If a line in the listing contains "initiation", copy it out whole.

DATASET EXCERPTS:

+ + +

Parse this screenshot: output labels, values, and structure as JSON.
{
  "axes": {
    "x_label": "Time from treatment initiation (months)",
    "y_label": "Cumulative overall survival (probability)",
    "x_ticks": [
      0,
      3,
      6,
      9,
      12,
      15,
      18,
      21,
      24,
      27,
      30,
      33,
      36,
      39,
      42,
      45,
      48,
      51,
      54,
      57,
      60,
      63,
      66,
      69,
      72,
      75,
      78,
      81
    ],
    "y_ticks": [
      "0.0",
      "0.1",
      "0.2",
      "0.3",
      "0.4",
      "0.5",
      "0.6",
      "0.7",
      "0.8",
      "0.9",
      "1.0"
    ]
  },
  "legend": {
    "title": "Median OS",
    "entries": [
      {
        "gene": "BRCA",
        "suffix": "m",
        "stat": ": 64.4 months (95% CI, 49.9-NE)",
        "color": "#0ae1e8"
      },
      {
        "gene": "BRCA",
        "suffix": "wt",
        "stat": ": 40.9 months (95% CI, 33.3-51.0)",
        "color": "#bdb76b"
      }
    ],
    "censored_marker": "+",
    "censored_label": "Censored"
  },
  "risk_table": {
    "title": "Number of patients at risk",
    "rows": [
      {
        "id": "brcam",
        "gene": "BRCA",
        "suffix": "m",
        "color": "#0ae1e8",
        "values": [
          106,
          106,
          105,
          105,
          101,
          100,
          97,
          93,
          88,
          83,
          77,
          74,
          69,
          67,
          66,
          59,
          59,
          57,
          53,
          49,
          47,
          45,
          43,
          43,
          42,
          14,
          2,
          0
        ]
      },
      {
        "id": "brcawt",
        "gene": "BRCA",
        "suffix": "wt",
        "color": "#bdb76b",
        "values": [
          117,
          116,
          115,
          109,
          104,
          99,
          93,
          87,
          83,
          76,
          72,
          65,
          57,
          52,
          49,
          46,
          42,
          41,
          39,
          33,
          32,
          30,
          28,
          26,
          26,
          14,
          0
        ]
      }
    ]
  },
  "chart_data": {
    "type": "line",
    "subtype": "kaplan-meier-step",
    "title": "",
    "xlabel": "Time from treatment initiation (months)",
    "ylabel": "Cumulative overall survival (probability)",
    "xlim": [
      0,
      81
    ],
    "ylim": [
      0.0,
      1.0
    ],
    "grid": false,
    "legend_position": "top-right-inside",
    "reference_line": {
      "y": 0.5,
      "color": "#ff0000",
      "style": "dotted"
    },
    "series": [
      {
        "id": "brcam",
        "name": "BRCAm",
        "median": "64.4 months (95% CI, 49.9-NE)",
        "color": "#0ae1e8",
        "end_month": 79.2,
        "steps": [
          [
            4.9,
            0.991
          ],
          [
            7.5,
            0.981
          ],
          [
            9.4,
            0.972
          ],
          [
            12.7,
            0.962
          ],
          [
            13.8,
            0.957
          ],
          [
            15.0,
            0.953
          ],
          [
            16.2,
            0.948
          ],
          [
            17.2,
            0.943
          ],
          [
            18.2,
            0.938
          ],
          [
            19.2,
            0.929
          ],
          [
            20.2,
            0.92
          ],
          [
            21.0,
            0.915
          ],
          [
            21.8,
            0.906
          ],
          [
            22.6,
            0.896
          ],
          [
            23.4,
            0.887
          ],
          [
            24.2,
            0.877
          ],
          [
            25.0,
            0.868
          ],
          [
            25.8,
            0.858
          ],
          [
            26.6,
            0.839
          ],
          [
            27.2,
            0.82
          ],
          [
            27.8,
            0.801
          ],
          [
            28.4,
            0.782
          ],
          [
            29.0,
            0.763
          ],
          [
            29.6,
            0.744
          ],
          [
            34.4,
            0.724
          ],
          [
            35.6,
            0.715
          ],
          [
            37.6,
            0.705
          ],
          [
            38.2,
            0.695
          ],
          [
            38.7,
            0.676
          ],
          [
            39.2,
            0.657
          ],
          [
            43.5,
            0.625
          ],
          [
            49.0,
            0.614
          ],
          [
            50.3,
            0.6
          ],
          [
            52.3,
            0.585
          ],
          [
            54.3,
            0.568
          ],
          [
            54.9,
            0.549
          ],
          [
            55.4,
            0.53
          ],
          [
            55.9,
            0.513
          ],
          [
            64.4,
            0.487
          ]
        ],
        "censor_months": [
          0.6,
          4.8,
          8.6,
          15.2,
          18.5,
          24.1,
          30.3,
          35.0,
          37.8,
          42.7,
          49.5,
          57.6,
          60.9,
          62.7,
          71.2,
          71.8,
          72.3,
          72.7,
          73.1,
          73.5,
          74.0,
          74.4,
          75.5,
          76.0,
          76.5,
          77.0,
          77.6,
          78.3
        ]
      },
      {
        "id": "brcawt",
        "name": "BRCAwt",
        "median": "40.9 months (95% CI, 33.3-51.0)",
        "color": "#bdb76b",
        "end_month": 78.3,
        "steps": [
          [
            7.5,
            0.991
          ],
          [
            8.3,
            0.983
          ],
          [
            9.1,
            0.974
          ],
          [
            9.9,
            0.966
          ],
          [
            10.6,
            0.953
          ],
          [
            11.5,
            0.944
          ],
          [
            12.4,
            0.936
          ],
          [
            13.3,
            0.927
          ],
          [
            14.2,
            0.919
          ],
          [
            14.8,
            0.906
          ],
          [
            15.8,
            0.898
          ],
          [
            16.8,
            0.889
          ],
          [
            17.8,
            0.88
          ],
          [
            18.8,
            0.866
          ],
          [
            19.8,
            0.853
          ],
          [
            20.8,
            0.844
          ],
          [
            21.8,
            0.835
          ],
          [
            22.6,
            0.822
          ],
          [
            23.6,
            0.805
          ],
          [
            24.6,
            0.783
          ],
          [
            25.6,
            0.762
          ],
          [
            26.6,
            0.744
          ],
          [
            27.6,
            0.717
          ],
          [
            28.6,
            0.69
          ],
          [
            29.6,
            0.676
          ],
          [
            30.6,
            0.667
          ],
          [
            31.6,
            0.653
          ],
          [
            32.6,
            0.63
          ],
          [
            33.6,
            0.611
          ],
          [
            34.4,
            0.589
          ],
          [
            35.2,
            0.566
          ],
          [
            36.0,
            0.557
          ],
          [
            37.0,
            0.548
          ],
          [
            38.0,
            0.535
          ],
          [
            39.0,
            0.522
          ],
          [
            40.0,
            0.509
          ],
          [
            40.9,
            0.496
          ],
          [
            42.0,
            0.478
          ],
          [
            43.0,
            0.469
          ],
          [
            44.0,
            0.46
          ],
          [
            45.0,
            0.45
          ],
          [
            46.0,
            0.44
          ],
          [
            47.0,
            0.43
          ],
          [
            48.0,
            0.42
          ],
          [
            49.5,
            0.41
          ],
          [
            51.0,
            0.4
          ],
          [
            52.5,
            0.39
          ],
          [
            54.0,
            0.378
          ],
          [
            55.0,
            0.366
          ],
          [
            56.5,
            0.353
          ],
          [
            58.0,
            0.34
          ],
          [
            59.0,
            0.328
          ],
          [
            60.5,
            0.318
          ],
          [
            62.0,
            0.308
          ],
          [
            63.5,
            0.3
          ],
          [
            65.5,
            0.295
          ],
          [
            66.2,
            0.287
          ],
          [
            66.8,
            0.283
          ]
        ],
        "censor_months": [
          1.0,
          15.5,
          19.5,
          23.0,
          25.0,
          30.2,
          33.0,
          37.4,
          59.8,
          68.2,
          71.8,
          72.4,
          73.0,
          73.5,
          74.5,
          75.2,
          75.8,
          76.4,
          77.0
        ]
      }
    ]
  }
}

+ + +

WRITTEN RESPONSE:
    "x_label": "Time from treatment initiation (months)",
    "xlabel": "Time from treatment initiation (months)",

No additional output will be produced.